WHAT IS EXPECTED: Review the material line by line. Identify and copy every line that contains the string "strip".

GIVEN DATA:
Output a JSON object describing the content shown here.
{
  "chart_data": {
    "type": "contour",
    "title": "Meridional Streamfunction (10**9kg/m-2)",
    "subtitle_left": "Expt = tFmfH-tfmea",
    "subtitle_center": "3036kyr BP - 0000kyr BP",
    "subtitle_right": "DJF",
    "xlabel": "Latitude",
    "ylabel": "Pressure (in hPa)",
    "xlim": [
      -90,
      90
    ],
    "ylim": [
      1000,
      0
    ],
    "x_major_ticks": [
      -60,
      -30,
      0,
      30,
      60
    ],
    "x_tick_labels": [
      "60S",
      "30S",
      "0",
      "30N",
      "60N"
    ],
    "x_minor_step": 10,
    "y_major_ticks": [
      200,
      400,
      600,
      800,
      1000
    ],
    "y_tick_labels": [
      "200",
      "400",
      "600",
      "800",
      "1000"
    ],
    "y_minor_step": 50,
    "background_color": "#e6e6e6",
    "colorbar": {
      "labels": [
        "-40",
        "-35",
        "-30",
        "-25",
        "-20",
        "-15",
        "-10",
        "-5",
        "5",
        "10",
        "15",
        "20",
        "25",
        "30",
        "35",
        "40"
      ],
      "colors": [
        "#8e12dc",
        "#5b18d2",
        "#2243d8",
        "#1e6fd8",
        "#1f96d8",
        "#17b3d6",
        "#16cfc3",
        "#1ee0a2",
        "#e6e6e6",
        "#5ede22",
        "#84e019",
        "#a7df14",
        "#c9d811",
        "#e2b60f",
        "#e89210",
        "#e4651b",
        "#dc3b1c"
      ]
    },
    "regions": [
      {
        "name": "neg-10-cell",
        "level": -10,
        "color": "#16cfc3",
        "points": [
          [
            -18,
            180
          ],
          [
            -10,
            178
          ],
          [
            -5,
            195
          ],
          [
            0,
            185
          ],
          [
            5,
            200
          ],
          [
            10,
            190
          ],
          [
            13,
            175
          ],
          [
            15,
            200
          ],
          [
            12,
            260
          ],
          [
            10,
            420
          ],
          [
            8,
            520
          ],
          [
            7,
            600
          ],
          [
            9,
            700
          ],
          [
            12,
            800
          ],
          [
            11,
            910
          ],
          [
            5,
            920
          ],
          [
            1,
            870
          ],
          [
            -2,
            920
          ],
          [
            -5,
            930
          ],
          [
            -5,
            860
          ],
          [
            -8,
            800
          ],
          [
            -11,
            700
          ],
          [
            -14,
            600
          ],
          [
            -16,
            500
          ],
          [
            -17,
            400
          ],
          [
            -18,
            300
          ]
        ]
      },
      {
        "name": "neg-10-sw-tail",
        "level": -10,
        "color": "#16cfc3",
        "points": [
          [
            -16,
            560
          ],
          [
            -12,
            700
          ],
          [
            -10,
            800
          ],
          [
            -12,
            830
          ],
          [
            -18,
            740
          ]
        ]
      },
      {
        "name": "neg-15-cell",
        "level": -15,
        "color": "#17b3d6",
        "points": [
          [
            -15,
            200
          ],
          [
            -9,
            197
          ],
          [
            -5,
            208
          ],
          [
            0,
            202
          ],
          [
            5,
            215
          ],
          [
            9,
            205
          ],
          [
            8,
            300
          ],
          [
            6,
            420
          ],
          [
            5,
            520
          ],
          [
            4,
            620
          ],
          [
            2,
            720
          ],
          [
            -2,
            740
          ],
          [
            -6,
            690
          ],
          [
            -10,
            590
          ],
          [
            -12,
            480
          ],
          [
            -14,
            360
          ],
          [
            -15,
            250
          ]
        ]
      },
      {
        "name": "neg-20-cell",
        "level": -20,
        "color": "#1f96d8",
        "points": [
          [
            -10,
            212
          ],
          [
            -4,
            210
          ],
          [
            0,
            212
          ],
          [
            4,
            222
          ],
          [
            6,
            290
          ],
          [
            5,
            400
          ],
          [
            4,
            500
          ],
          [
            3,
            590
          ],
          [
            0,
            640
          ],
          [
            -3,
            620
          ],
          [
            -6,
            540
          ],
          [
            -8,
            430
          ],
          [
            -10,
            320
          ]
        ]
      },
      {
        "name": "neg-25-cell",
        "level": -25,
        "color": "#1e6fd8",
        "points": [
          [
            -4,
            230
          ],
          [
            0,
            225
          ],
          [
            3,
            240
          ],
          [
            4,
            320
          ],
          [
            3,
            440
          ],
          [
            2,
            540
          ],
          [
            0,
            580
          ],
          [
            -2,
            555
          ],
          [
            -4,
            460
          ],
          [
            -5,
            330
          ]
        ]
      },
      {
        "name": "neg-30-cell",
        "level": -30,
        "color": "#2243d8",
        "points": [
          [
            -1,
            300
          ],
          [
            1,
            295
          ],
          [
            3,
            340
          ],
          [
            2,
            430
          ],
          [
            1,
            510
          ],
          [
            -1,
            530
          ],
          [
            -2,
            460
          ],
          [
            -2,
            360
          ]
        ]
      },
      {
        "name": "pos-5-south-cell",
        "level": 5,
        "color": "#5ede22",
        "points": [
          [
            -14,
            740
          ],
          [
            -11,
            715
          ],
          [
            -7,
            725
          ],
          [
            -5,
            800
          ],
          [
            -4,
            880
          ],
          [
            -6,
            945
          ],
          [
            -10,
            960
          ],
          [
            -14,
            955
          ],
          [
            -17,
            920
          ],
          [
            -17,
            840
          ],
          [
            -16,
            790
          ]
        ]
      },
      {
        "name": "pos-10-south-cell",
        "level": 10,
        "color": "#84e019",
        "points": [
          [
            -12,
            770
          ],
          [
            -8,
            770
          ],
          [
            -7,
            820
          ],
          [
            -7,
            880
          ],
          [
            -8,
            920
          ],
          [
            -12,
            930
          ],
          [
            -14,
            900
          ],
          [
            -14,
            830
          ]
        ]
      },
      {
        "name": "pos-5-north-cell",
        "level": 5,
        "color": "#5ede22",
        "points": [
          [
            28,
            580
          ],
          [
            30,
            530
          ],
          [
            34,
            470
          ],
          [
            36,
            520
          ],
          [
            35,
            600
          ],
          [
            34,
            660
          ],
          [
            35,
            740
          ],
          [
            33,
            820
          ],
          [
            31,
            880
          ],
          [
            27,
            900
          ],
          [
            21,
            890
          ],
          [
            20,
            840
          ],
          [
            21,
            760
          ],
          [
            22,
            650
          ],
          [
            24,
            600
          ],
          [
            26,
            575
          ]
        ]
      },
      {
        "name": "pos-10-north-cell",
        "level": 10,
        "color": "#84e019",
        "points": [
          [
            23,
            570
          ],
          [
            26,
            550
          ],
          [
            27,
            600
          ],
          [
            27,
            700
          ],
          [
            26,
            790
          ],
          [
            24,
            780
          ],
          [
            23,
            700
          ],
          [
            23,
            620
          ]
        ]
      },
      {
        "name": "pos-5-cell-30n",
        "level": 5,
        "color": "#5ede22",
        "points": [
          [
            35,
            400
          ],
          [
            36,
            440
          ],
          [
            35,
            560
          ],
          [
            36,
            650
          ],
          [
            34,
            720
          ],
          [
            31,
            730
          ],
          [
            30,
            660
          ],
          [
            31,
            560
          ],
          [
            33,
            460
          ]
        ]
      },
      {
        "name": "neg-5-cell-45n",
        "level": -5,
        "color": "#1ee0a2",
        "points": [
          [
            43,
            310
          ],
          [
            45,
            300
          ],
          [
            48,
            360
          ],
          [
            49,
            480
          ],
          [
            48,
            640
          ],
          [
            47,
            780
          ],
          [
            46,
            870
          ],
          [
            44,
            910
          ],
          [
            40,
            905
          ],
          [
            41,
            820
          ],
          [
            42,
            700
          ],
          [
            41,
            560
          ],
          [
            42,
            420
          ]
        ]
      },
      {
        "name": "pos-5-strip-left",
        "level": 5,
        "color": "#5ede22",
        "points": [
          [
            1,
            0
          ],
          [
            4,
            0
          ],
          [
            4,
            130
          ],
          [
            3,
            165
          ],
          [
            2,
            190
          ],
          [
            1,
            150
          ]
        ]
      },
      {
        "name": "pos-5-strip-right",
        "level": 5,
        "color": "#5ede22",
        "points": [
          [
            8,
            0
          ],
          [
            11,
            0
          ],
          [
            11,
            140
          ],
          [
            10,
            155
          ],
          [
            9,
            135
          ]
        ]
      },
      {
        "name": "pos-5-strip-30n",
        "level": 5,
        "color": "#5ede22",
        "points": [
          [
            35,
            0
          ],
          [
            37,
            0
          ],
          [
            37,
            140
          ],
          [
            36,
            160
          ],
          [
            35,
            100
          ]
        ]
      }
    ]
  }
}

FINAL ANSWER:
        "name": "pos-5-strip-left",
        "name": "pos-5-strip-right",
        "name": "pos-5-strip-30n",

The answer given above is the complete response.